Begin SUPPLIED MATERIAL

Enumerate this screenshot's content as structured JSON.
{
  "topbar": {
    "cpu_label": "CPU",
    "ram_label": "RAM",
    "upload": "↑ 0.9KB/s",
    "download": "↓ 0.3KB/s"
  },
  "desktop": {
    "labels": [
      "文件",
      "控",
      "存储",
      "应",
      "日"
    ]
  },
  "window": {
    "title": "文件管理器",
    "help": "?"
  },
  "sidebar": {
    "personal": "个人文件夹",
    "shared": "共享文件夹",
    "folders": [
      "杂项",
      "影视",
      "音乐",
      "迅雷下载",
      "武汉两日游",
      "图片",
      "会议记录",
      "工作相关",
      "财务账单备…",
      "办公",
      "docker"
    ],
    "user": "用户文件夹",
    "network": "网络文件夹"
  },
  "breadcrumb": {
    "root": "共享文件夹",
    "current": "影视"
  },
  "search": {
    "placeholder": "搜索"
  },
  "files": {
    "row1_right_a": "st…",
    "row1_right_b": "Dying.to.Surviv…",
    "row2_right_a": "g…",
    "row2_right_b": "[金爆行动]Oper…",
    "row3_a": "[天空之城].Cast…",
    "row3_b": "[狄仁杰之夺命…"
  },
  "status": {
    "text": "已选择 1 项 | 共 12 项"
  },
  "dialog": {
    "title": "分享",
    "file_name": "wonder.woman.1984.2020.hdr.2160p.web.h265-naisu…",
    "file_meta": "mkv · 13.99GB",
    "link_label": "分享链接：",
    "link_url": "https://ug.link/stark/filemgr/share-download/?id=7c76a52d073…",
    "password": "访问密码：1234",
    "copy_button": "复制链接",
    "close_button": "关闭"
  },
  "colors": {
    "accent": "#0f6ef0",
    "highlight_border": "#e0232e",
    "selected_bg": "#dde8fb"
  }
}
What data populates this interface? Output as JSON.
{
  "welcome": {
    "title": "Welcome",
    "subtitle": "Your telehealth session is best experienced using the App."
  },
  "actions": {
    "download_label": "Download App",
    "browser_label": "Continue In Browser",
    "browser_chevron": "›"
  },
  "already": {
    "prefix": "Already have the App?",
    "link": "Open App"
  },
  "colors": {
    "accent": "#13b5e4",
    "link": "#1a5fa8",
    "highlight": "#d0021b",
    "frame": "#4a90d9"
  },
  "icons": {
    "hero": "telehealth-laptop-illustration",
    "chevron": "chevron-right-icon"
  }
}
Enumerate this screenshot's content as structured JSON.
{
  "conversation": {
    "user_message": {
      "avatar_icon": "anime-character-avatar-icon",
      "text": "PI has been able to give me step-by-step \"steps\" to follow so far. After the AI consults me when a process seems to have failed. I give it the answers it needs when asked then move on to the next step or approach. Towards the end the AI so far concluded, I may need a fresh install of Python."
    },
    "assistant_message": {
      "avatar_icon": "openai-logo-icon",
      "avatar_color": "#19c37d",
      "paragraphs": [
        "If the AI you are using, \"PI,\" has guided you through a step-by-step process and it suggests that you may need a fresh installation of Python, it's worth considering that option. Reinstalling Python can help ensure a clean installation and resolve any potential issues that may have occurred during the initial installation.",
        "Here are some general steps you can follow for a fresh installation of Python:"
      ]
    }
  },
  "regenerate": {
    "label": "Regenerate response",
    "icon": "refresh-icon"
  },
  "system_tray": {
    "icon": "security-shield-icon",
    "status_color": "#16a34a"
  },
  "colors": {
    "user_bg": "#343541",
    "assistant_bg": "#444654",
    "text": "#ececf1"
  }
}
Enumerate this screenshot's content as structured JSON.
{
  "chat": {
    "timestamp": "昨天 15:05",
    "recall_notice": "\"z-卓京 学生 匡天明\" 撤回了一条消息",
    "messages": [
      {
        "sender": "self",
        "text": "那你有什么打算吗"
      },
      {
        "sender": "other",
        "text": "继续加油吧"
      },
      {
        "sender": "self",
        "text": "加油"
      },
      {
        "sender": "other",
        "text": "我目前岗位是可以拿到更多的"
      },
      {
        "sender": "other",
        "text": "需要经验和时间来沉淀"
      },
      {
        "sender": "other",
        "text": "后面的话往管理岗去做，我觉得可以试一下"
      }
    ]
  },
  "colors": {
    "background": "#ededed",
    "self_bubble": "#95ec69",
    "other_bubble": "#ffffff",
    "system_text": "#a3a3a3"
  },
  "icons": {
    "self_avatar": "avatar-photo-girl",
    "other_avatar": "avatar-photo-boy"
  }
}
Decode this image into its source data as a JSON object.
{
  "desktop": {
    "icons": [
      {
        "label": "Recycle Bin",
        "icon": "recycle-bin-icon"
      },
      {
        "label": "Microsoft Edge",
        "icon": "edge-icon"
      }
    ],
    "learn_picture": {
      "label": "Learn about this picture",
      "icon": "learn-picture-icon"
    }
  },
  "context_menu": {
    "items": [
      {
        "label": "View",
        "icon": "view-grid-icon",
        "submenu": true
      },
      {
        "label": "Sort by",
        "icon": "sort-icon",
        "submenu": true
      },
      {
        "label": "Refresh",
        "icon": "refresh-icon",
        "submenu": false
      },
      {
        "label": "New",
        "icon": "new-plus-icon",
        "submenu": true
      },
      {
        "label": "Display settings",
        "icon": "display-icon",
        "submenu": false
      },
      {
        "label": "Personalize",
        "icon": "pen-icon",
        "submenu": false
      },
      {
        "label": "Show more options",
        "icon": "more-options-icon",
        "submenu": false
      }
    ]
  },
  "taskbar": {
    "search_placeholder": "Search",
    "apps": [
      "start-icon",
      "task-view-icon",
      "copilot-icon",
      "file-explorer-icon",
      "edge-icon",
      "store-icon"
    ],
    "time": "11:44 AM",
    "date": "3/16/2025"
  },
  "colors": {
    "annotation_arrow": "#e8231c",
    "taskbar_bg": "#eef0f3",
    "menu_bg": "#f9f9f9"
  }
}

End SUPPLIED MATERIAL

-- SET TASK --
Copy each line holding the word "telehealth" from the listing above.

-- OUTPUT OF THE EXERCISE --
    "subtitle": "Your telehealth session is best experienced using the App."
    "hero": "telehealth-laptop-illustration",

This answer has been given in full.